>> START Record list
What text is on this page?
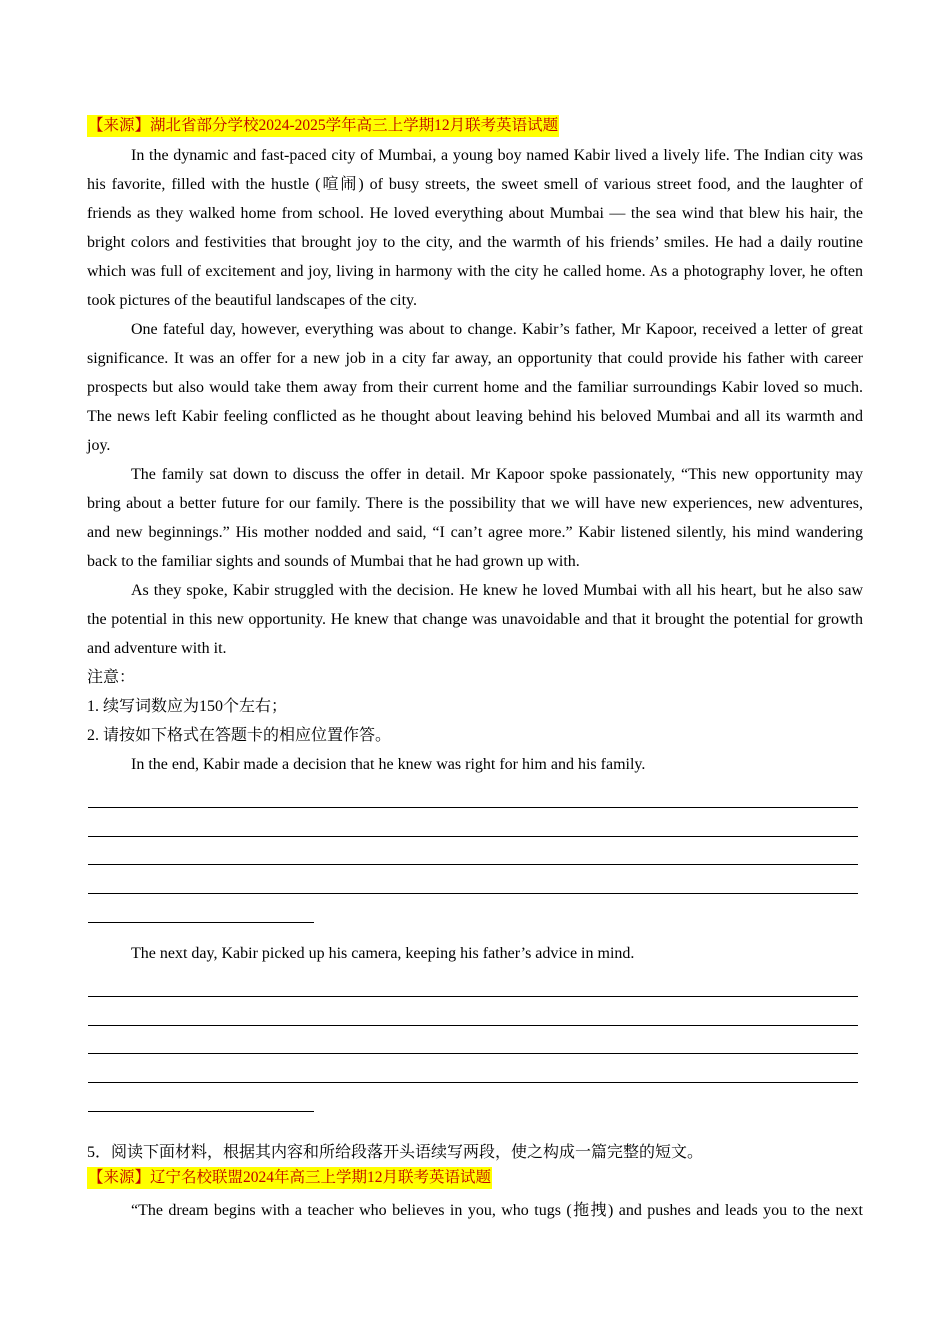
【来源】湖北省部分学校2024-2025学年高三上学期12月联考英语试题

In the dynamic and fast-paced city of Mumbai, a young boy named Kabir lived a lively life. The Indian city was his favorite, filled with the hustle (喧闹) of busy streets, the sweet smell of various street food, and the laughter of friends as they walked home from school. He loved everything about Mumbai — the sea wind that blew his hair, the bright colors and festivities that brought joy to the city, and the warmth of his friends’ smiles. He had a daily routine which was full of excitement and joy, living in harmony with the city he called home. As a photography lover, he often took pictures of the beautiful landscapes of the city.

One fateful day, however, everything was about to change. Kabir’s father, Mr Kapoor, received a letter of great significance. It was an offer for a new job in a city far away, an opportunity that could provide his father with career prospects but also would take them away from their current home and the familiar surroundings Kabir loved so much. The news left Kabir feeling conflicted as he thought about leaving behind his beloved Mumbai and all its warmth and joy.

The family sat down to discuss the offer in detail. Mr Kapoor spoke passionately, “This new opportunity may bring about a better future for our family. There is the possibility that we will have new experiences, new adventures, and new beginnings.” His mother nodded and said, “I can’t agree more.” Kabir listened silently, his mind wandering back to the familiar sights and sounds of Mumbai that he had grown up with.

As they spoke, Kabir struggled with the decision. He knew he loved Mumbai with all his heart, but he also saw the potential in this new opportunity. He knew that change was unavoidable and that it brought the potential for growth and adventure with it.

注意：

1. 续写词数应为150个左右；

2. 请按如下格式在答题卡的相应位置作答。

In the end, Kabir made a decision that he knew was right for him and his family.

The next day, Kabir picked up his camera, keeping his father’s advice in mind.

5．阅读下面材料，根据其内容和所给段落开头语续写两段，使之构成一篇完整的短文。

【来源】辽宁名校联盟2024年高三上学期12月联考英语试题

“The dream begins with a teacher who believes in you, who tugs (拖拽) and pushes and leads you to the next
>> END Record list
>> START Record list
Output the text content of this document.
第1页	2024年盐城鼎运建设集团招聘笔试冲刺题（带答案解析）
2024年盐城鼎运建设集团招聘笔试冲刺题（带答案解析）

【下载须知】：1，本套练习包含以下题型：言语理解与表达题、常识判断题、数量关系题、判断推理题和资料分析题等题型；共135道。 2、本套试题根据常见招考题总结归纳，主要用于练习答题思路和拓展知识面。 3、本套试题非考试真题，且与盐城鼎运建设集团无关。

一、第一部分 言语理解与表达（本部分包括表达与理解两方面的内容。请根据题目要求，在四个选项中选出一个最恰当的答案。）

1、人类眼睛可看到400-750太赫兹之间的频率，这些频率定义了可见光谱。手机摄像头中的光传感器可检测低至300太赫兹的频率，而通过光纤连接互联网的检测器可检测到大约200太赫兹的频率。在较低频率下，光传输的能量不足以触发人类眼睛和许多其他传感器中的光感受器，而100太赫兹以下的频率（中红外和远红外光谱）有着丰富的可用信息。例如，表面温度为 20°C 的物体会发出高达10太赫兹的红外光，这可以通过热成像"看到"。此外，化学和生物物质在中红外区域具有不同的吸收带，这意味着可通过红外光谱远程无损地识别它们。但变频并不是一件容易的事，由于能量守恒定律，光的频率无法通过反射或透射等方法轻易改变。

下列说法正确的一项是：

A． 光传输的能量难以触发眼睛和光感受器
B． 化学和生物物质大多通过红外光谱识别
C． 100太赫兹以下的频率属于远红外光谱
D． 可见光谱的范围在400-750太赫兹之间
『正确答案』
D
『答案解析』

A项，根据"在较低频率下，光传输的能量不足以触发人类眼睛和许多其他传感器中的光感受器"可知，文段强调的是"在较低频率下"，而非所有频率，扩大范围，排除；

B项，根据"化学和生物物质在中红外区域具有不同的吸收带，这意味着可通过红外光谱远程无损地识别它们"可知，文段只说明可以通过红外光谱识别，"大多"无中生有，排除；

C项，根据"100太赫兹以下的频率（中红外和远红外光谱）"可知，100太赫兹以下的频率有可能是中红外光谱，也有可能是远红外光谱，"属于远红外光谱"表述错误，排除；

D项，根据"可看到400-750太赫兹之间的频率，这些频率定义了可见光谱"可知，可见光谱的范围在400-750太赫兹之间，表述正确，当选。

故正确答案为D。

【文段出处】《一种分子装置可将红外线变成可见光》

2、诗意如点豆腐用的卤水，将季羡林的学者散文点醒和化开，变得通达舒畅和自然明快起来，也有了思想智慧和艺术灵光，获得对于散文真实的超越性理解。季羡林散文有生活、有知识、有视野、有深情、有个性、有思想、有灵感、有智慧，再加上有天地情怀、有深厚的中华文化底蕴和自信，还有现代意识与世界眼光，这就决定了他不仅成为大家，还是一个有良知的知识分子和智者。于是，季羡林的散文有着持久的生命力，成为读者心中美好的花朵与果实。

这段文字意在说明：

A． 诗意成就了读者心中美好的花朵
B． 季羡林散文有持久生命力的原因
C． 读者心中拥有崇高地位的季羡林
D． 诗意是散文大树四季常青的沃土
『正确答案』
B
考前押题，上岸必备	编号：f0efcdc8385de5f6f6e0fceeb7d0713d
>> END Record list
= Goal of the exercise =
Return every line above in which the string "化学和生物物质在中红外区域具有不同的吸收带" occurs.

= Solved exercise =
1、人类眼睛可看到400-750太赫兹之间的频率，这些频率定义了可见光谱。手机摄像头中的光传感器可检测低至300太赫兹的频率，而通过光纤连接互联网的检测器可检测到大约200太赫兹的频率。在较低频率下，光传输的能量不足以触发人类眼睛和许多其他传感器中的光感受器，而100太赫兹以下的频率（中红外和远红外光谱）有着丰富的可用信息。例如，表面温度为 20°C 的物体会发出高达10太赫兹的红外光，这可以通过热成像"看到"。此外，化学和生物物质在中红外区域具有不同的吸收带，这意味着可通过红外光谱远程无损地识别它们。但变频并不是一件容易的事，由于能量守恒定律，光的频率无法通过反射或透射等方法轻易改变。
B项，根据"化学和生物物质在中红外区域具有不同的吸收带，这意味着可通过红外光谱远程无损地识别它们"可知，文段只说明可以通过红外光谱识别，"大多"无中生有，排除；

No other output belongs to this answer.